◆ Data supplied
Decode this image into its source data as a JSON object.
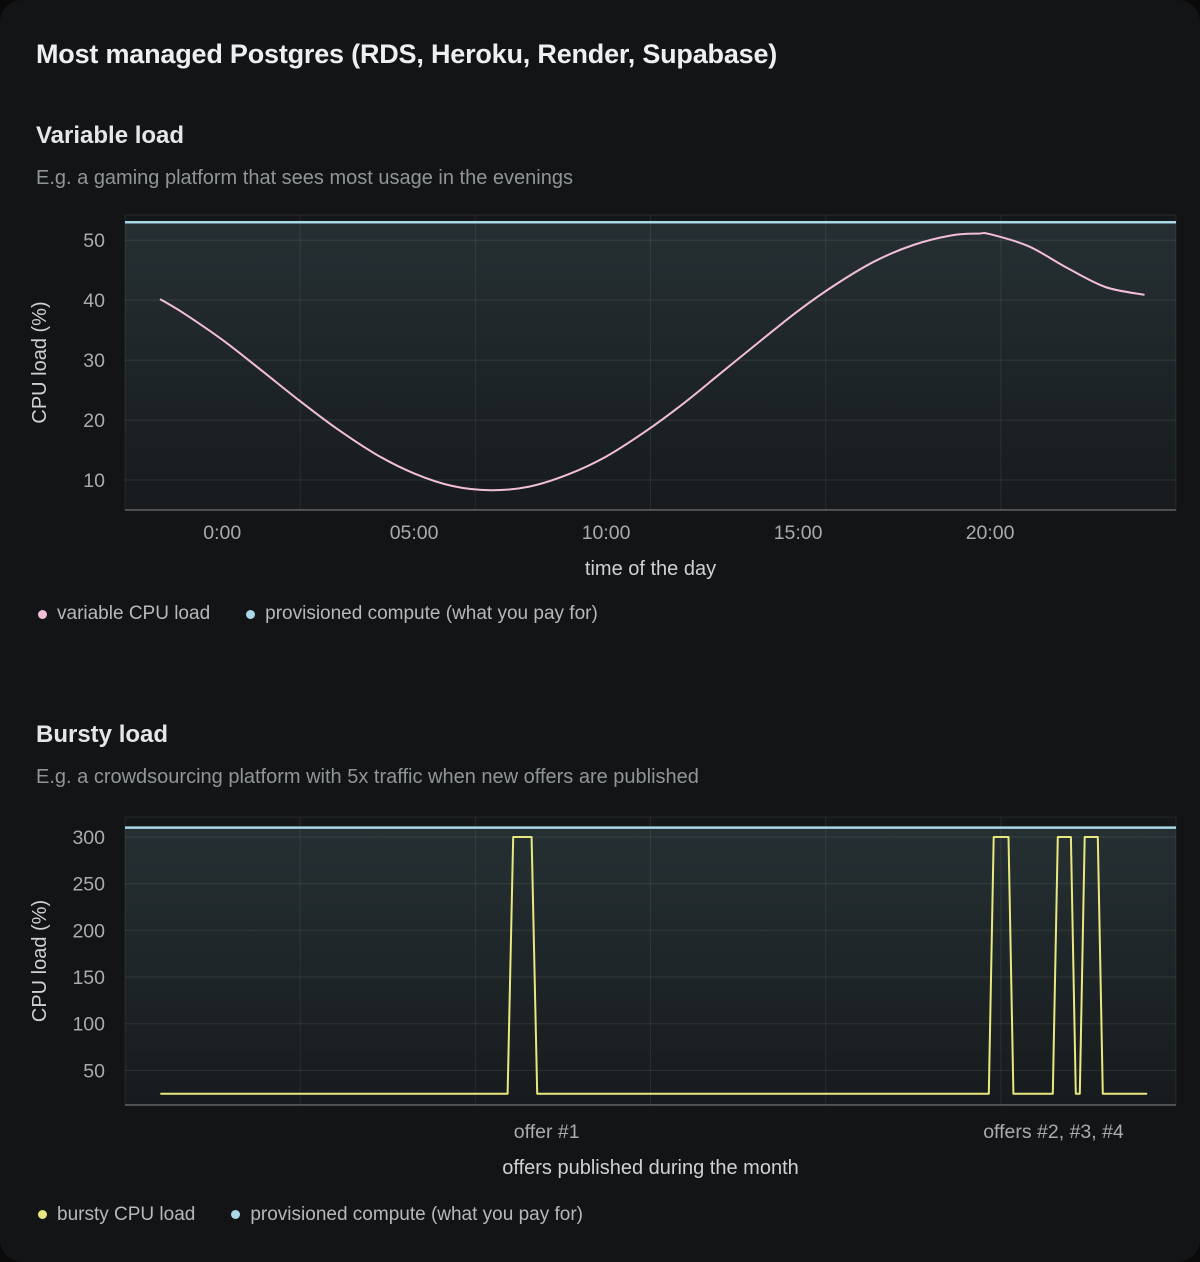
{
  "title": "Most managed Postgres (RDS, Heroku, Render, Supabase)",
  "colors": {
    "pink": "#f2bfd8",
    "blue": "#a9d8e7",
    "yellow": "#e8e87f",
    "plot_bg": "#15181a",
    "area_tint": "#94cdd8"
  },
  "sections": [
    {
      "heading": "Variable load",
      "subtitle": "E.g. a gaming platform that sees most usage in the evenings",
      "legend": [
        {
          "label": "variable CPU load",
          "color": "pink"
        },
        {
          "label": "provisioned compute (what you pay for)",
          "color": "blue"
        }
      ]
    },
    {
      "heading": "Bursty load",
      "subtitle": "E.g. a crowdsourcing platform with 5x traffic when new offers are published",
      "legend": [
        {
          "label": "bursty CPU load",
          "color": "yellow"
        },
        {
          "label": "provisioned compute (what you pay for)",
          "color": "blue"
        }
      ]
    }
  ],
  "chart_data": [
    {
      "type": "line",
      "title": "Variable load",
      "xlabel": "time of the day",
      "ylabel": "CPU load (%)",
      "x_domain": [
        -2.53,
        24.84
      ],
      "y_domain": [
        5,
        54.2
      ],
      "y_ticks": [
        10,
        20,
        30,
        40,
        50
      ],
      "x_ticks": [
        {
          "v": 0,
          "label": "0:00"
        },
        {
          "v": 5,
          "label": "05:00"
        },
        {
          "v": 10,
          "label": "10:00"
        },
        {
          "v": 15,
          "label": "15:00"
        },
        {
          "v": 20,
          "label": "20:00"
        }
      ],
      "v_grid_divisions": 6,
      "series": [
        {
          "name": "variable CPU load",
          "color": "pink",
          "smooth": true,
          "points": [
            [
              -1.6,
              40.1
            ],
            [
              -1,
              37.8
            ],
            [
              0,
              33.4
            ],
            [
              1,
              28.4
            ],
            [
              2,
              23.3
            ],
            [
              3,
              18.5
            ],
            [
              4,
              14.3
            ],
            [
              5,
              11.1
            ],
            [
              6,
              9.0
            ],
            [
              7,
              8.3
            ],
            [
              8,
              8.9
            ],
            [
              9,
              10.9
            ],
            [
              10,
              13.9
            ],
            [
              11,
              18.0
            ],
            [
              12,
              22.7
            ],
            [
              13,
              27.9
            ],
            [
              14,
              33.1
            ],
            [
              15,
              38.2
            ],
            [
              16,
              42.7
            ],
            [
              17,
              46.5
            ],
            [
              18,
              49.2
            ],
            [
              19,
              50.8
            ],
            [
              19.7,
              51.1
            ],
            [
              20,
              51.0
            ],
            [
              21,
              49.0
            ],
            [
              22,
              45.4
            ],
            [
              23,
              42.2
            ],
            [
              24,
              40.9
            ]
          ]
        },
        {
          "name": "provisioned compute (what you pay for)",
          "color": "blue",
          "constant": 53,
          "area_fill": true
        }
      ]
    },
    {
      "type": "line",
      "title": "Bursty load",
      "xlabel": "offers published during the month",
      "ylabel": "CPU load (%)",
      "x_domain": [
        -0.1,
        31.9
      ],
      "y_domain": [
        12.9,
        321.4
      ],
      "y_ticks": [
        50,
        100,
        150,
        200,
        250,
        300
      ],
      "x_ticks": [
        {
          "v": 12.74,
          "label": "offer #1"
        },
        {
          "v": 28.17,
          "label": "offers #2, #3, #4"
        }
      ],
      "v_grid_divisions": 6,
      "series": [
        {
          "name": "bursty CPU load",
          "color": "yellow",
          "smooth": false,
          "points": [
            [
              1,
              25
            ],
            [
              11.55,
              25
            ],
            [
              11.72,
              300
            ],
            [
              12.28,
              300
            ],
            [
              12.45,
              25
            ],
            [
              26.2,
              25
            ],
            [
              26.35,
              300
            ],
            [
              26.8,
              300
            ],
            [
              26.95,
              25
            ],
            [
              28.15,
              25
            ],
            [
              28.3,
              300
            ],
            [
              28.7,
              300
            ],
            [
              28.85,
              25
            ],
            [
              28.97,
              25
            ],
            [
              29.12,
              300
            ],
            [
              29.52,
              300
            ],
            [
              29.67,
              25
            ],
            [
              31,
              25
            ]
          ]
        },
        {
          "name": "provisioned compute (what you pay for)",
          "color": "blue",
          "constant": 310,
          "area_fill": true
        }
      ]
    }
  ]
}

◆ Task statement
Copy every record above exactly, leaving out any pictures.

◆ Result of this task
Decode this image into its source data as a JSON object.
{
  "title": "Most managed Postgres (RDS, Heroku, Render, Supabase)",
  "colors": {
    "pink": "#f2bfd8",
    "blue": "#a9d8e7",
    "yellow": "#e8e87f",
    "plot_bg": "#15181a",
    "area_tint": "#94cdd8"
  },
  "sections": [
    {
      "heading": "Variable load",
      "subtitle": "E.g. a gaming platform that sees most usage in the evenings",
      "legend": [
        {
          "label": "variable CPU load",
          "color": "pink"
        },
        {
          "label": "provisioned compute (what you pay for)",
          "color": "blue"
        }
      ]
    },
    {
      "heading": "Bursty load",
      "subtitle": "E.g. a crowdsourcing platform with 5x traffic when new offers are published",
      "legend": [
        {
          "label": "bursty CPU load",
          "color": "yellow"
        },
        {
          "label": "provisioned compute (what you pay for)",
          "color": "blue"
        }
      ]
    }
  ],
  "chart_data": [
    {
      "type": "line",
      "title": "Variable load",
      "xlabel": "time of the day",
      "ylabel": "CPU load (%)",
      "x_domain": [
        -2.53,
        24.84
      ],
      "y_domain": [
        5,
        54.2
      ],
      "y_ticks": [
        10,
        20,
        30,
        40,
        50
      ],
      "x_ticks": [
        {
          "v": 0,
          "label": "0:00"
        },
        {
          "v": 5,
          "label": "05:00"
        },
        {
          "v": 10,
          "label": "10:00"
        },
        {
          "v": 15,
          "label": "15:00"
        },
        {
          "v": 20,
          "label": "20:00"
        }
      ],
      "v_grid_divisions": 6,
      "series": [
        {
          "name": "variable CPU load",
          "color": "pink",
          "smooth": true,
          "points": [
            [
              -1.6,
              40.1
            ],
            [
              -1,
              37.8
            ],
            [
              0,
              33.4
            ],
            [
              1,
              28.4
            ],
            [
              2,
              23.3
            ],
            [
              3,
              18.5
            ],
            [
              4,
              14.3
            ],
            [
              5,
              11.1
            ],
            [
              6,
              9.0
            ],
            [
              7,
              8.3
            ],
            [
              8,
              8.9
            ],
            [
              9,
              10.9
            ],
            [
              10,
              13.9
            ],
            [
              11,
              18.0
            ],
            [
              12,
              22.7
            ],
            [
              13,
              27.9
            ],
            [
              14,
              33.1
            ],
            [
              15,
              38.2
            ],
            [
              16,
              42.7
            ],
            [
              17,
              46.5
            ],
            [
              18,
              49.2
            ],
            [
              19,
              50.8
            ],
            [
              19.7,
              51.1
            ],
            [
              20,
              51.0
            ],
            [
              21,
              49.0
            ],
            [
              22,
              45.4
            ],
            [
              23,
              42.2
            ],
            [
              24,
              40.9
            ]
          ]
        },
        {
          "name": "provisioned compute (what you pay for)",
          "color": "blue",
          "constant": 53,
          "area_fill": true
        }
      ]
    },
    {
      "type": "line",
      "title": "Bursty load",
      "xlabel": "offers published during the month",
      "ylabel": "CPU load (%)",
      "x_domain": [
        -0.1,
        31.9
      ],
      "y_domain": [
        12.9,
        321.4
      ],
      "y_ticks": [
        50,
        100,
        150,
        200,
        250,
        300
      ],
      "x_ticks": [
        {
          "v": 12.74,
          "label": "offer #1"
        },
        {
          "v": 28.17,
          "label": "offers #2, #3, #4"
        }
      ],
      "v_grid_divisions": 6,
      "series": [
        {
          "name": "bursty CPU load",
          "color": "yellow",
          "smooth": false,
          "points": [
            [
              1,
              25
            ],
            [
              11.55,
              25
            ],
            [
              11.72,
              300
            ],
            [
              12.28,
              300
            ],
            [
              12.45,
              25
            ],
            [
              26.2,
              25
            ],
            [
              26.35,
              300
            ],
            [
              26.8,
              300
            ],
            [
              26.95,
              25
            ],
            [
              28.15,
              25
            ],
            [
              28.3,
              300
            ],
            [
              28.7,
              300
            ],
            [
              28.85,
              25
            ],
            [
              28.97,
              25
            ],
            [
              29.12,
              300
            ],
            [
              29.52,
              300
            ],
            [
              29.67,
              25
            ],
            [
              31,
              25
            ]
          ]
        },
        {
          "name": "provisioned compute (what you pay for)",
          "color": "blue",
          "constant": 310,
          "area_fill": true
        }
      ]
    }
  ]
}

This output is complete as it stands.